### [DIRECTIONS]
Copy every line of the records below verbatim, leaving out the pictures.

* START *

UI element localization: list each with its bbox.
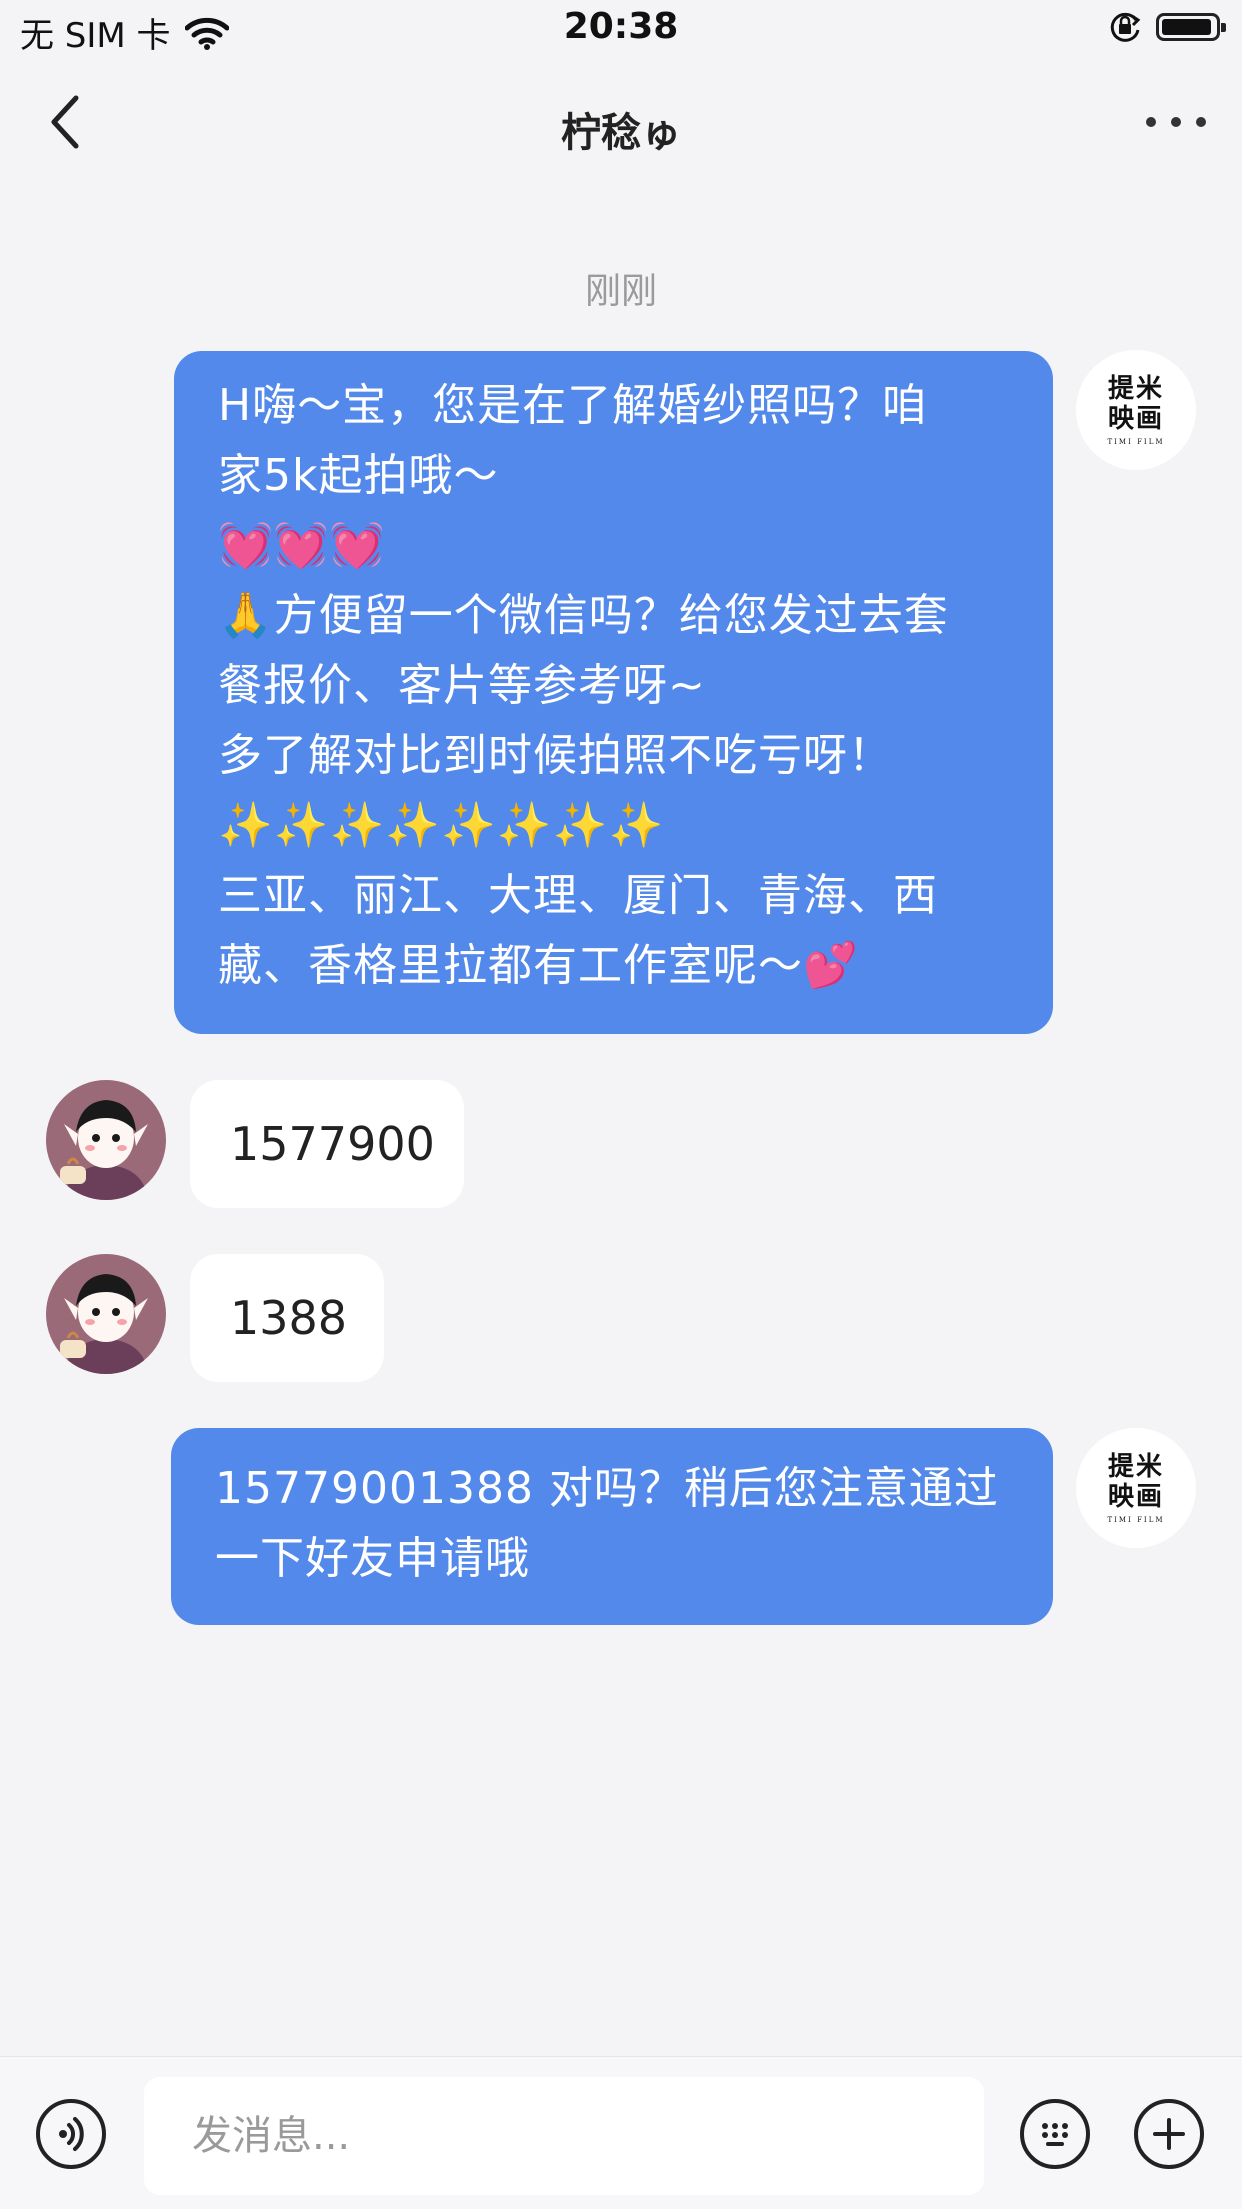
emoji-keyboard-icon: [1042, 2123, 1068, 2146]
logo-text: 映画: [1107, 1482, 1164, 1512]
more-button[interactable]: [1146, 102, 1206, 142]
message-text: 1388: [230, 1291, 348, 1345]
message-line: 一下好友申请哦: [215, 1533, 530, 1584]
battery-icon: [1156, 13, 1226, 41]
more-icon: [1146, 117, 1156, 127]
logo-subtext: TIMI FILM: [1107, 438, 1165, 446]
message-text: 1577900: [230, 1117, 435, 1171]
voice-icon: [59, 2117, 84, 2151]
logo-text: 提米: [1107, 374, 1164, 404]
shop-avatar[interactable]: 提米 映画 TIMI FILM: [1076, 1428, 1196, 1548]
avatar-illustration: [46, 1254, 166, 1374]
message-line: 🙏方便留一个微信吗？给您发过去套: [218, 590, 949, 641]
message-line: ✨✨✨✨✨✨✨✨: [218, 800, 665, 851]
plus-icon: [1153, 2118, 1185, 2150]
status-bar: 无 SIM 卡 20:38: [0, 0, 1242, 62]
message-input[interactable]: [144, 2077, 984, 2195]
logo-text: 提米: [1107, 1452, 1164, 1482]
status-right: [1108, 10, 1226, 44]
logo-text: 映画: [1107, 404, 1164, 434]
status-time: 20:38: [563, 6, 679, 47]
message-line: 15779001388 对吗？稍后您注意通过: [215, 1463, 999, 1514]
orientation-lock-icon: [1110, 12, 1141, 42]
add-button[interactable]: [1134, 2099, 1204, 2169]
message-line: 餐报价、客片等参考呀~: [218, 660, 706, 711]
chat-title: 柠稔ゅ: [561, 110, 681, 156]
outgoing-message-bubble[interactable]: 15779001388 对吗？稍后您注意通过 一下好友申请哦: [171, 1428, 1053, 1625]
message-line: 家5k起拍哦～: [218, 450, 499, 501]
nav-bar: 柠稔ゅ: [0, 62, 1242, 190]
user-avatar[interactable]: [46, 1080, 166, 1200]
message-line: H嗨～宝，您是在了解婚纱照吗？咱: [218, 380, 928, 431]
message-timestamp: 刚刚: [584, 271, 657, 312]
message-line: 藏、香格里拉都有工作室呢～💕: [218, 940, 859, 991]
emoji-button[interactable]: [1020, 2099, 1090, 2169]
shop-avatar[interactable]: 提米 映画 TIMI FILM: [1076, 350, 1196, 470]
incoming-message-bubble[interactable]: 1388: [190, 1254, 384, 1382]
outgoing-message-bubble[interactable]: H嗨～宝，您是在了解婚纱照吗？咱 家5k起拍哦～ 💓💓💓 🙏方便留一个微信吗？给…: [174, 351, 1053, 1034]
message-line: 三亚、丽江、大理、厦门、青海、西: [218, 870, 938, 921]
user-avatar[interactable]: [46, 1254, 166, 1374]
voice-button[interactable]: [36, 2099, 106, 2169]
logo-subtext: TIMI FILM: [1107, 1516, 1165, 1524]
message-line: 💓💓💓: [218, 520, 386, 571]
message-line: 多了解对比到时候拍照不吃亏呀！: [218, 730, 893, 781]
incoming-message-bubble[interactable]: 1577900: [190, 1080, 464, 1208]
input-bar: [0, 2056, 1242, 2209]
avatar-illustration: [46, 1080, 166, 1200]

* END *

### [RESULT OF THIS EXERCISE]
UI element localization: list each with its bbox.
emoji-keyboard-icon: [1042, 2123, 1068, 2146]
logo-text: 映画: [1107, 1482, 1164, 1512]
more-button[interactable]: [1146, 102, 1206, 142]
message-text: 1388: [230, 1291, 348, 1345]
message-line: 一下好友申请哦: [215, 1533, 530, 1584]
battery-icon: [1156, 13, 1226, 41]
more-icon: [1146, 117, 1156, 127]
logo-subtext: TIMI FILM: [1107, 438, 1165, 446]
message-text: 1577900: [230, 1117, 435, 1171]
voice-icon: [59, 2117, 84, 2151]
logo-text: 提米: [1107, 374, 1164, 404]
shop-avatar[interactable]: 提米 映画 TIMI FILM: [1076, 1428, 1196, 1548]
avatar-illustration: [46, 1254, 166, 1374]
message-line: 🙏方便留一个微信吗？给您发过去套: [218, 590, 949, 641]
message-line: ✨✨✨✨✨✨✨✨: [218, 800, 665, 851]
plus-icon: [1153, 2118, 1185, 2150]
status-bar: 无 SIM 卡 20:38: [0, 0, 1242, 62]
message-input[interactable]: [144, 2077, 984, 2195]
logo-text: 提米: [1107, 1452, 1164, 1482]
status-right: [1108, 10, 1226, 44]
logo-text: 映画: [1107, 404, 1164, 434]
status-time: 20:38: [563, 6, 679, 47]
message-line: 15779001388 对吗？稍后您注意通过: [215, 1463, 999, 1514]
orientation-lock-icon: [1110, 12, 1141, 42]
add-button[interactable]: [1134, 2099, 1204, 2169]
message-line: 餐报价、客片等参考呀~: [218, 660, 706, 711]
chat-title: 柠稔ゅ: [561, 110, 681, 156]
outgoing-message-bubble[interactable]: 15779001388 对吗？稍后您注意通过 一下好友申请哦: [171, 1428, 1053, 1625]
message-line: 家5k起拍哦～: [218, 450, 499, 501]
nav-bar: 柠稔ゅ: [0, 62, 1242, 190]
user-avatar[interactable]: [46, 1080, 166, 1200]
message-line: H嗨～宝，您是在了解婚纱照吗？咱: [218, 380, 928, 431]
message-timestamp: 刚刚: [584, 271, 657, 312]
message-line: 藏、香格里拉都有工作室呢～💕: [218, 940, 859, 991]
emoji-button[interactable]: [1020, 2099, 1090, 2169]
shop-avatar[interactable]: 提米 映画 TIMI FILM: [1076, 350, 1196, 470]
incoming-message-bubble[interactable]: 1388: [190, 1254, 384, 1382]
outgoing-message-bubble[interactable]: H嗨～宝，您是在了解婚纱照吗？咱 家5k起拍哦～ 💓💓💓 🙏方便留一个微信吗？给…: [174, 351, 1053, 1034]
message-line: 三亚、丽江、大理、厦门、青海、西: [218, 870, 938, 921]
user-avatar[interactable]: [46, 1254, 166, 1374]
voice-button[interactable]: [36, 2099, 106, 2169]
logo-subtext: TIMI FILM: [1107, 1516, 1165, 1524]
message-line: 💓💓💓: [218, 520, 386, 571]
message-line: 多了解对比到时候拍照不吃亏呀！: [218, 730, 893, 781]
incoming-message-bubble[interactable]: 1577900: [190, 1080, 464, 1208]
input-bar: [0, 2056, 1242, 2209]
avatar-illustration: [46, 1080, 166, 1200]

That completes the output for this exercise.